=== Directive ===
Copy each line below without leaving any out.

# Start of Input for this task

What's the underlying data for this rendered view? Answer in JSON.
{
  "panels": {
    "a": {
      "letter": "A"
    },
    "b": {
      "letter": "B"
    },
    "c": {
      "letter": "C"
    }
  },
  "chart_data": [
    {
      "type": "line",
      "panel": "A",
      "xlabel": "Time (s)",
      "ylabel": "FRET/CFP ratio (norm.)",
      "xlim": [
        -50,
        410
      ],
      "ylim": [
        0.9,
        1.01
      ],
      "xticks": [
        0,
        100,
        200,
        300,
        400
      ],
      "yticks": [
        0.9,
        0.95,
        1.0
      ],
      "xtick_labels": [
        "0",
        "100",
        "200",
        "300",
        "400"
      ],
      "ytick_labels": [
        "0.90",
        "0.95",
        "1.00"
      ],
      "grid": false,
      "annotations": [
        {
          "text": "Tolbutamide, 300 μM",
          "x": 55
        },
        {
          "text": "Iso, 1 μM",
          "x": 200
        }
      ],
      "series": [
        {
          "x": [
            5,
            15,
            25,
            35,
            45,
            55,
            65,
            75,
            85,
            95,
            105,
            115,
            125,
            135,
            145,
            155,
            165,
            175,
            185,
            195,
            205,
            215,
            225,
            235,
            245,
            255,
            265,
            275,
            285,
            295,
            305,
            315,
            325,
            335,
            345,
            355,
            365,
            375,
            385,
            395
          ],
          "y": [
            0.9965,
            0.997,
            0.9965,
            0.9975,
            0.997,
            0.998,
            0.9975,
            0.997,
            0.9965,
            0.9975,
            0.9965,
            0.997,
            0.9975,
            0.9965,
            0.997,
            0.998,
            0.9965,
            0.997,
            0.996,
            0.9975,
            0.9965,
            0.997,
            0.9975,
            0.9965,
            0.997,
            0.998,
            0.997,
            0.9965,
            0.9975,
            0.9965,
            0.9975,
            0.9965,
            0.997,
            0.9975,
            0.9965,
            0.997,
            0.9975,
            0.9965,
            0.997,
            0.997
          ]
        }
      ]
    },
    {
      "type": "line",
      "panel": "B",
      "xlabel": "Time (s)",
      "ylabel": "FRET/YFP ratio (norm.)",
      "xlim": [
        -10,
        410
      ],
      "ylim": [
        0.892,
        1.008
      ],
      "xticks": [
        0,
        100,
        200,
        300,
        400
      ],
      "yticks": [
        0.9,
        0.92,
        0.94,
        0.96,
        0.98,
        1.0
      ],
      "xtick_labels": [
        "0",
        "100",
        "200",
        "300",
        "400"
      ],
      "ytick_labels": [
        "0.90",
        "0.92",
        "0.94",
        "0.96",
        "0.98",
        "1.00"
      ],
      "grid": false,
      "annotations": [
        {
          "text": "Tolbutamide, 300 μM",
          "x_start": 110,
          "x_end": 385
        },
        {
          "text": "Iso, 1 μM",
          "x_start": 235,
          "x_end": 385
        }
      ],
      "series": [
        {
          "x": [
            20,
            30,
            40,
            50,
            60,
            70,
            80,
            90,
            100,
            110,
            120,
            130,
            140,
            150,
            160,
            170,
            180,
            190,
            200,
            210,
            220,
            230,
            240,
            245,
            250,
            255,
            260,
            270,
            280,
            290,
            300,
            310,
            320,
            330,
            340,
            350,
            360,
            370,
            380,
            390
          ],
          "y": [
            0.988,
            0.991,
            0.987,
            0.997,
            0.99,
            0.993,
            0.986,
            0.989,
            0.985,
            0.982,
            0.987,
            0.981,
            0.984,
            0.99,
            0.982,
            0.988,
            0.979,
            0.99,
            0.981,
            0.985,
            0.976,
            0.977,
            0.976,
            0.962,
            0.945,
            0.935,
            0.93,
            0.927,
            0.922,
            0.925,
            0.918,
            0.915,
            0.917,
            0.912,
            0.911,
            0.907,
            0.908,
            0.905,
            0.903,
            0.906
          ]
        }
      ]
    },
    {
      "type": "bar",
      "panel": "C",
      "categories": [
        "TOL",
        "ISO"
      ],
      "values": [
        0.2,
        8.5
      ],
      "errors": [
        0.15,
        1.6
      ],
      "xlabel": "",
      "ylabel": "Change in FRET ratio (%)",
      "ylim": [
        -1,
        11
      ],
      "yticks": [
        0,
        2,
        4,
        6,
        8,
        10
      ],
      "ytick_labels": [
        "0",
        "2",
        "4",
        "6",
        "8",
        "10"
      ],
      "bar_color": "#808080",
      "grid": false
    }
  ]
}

# End of Input for this task

=== The completed task ===
What's the underlying data for this rendered view? Answer in JSON.
{
  "panels": {
    "a": {
      "letter": "A"
    },
    "b": {
      "letter": "B"
    },
    "c": {
      "letter": "C"
    }
  },
  "chart_data": [
    {
      "type": "line",
      "panel": "A",
      "xlabel": "Time (s)",
      "ylabel": "FRET/CFP ratio (norm.)",
      "xlim": [
        -50,
        410
      ],
      "ylim": [
        0.9,
        1.01
      ],
      "xticks": [
        0,
        100,
        200,
        300,
        400
      ],
      "yticks": [
        0.9,
        0.95,
        1.0
      ],
      "xtick_labels": [
        "0",
        "100",
        "200",
        "300",
        "400"
      ],
      "ytick_labels": [
        "0.90",
        "0.95",
        "1.00"
      ],
      "grid": false,
      "annotations": [
        {
          "text": "Tolbutamide, 300 μM",
          "x": 55
        },
        {
          "text": "Iso, 1 μM",
          "x": 200
        }
      ],
      "series": [
        {
          "x": [
            5,
            15,
            25,
            35,
            45,
            55,
            65,
            75,
            85,
            95,
            105,
            115,
            125,
            135,
            145,
            155,
            165,
            175,
            185,
            195,
            205,
            215,
            225,
            235,
            245,
            255,
            265,
            275,
            285,
            295,
            305,
            315,
            325,
            335,
            345,
            355,
            365,
            375,
            385,
            395
          ],
          "y": [
            0.9965,
            0.997,
            0.9965,
            0.9975,
            0.997,
            0.998,
            0.9975,
            0.997,
            0.9965,
            0.9975,
            0.9965,
            0.997,
            0.9975,
            0.9965,
            0.997,
            0.998,
            0.9965,
            0.997,
            0.996,
            0.9975,
            0.9965,
            0.997,
            0.9975,
            0.9965,
            0.997,
            0.998,
            0.997,
            0.9965,
            0.9975,
            0.9965,
            0.9975,
            0.9965,
            0.997,
            0.9975,
            0.9965,
            0.997,
            0.9975,
            0.9965,
            0.997,
            0.997
          ]
        }
      ]
    },
    {
      "type": "line",
      "panel": "B",
      "xlabel": "Time (s)",
      "ylabel": "FRET/YFP ratio (norm.)",
      "xlim": [
        -10,
        410
      ],
      "ylim": [
        0.892,
        1.008
      ],
      "xticks": [
        0,
        100,
        200,
        300,
        400
      ],
      "yticks": [
        0.9,
        0.92,
        0.94,
        0.96,
        0.98,
        1.0
      ],
      "xtick_labels": [
        "0",
        "100",
        "200",
        "300",
        "400"
      ],
      "ytick_labels": [
        "0.90",
        "0.92",
        "0.94",
        "0.96",
        "0.98",
        "1.00"
      ],
      "grid": false,
      "annotations": [
        {
          "text": "Tolbutamide, 300 μM",
          "x_start": 110,
          "x_end": 385
        },
        {
          "text": "Iso, 1 μM",
          "x_start": 235,
          "x_end": 385
        }
      ],
      "series": [
        {
          "x": [
            20,
            30,
            40,
            50,
            60,
            70,
            80,
            90,
            100,
            110,
            120,
            130,
            140,
            150,
            160,
            170,
            180,
            190,
            200,
            210,
            220,
            230,
            240,
            245,
            250,
            255,
            260,
            270,
            280,
            290,
            300,
            310,
            320,
            330,
            340,
            350,
            360,
            370,
            380,
            390
          ],
          "y": [
            0.988,
            0.991,
            0.987,
            0.997,
            0.99,
            0.993,
            0.986,
            0.989,
            0.985,
            0.982,
            0.987,
            0.981,
            0.984,
            0.99,
            0.982,
            0.988,
            0.979,
            0.99,
            0.981,
            0.985,
            0.976,
            0.977,
            0.976,
            0.962,
            0.945,
            0.935,
            0.93,
            0.927,
            0.922,
            0.925,
            0.918,
            0.915,
            0.917,
            0.912,
            0.911,
            0.907,
            0.908,
            0.905,
            0.903,
            0.906
          ]
        }
      ]
    },
    {
      "type": "bar",
      "panel": "C",
      "categories": [
        "TOL",
        "ISO"
      ],
      "values": [
        0.2,
        8.5
      ],
      "errors": [
        0.15,
        1.6
      ],
      "xlabel": "",
      "ylabel": "Change in FRET ratio (%)",
      "ylim": [
        -1,
        11
      ],
      "yticks": [
        0,
        2,
        4,
        6,
        8,
        10
      ],
      "ytick_labels": [
        "0",
        "2",
        "4",
        "6",
        "8",
        "10"
      ],
      "bar_color": "#808080",
      "grid": false
    }
  ]
}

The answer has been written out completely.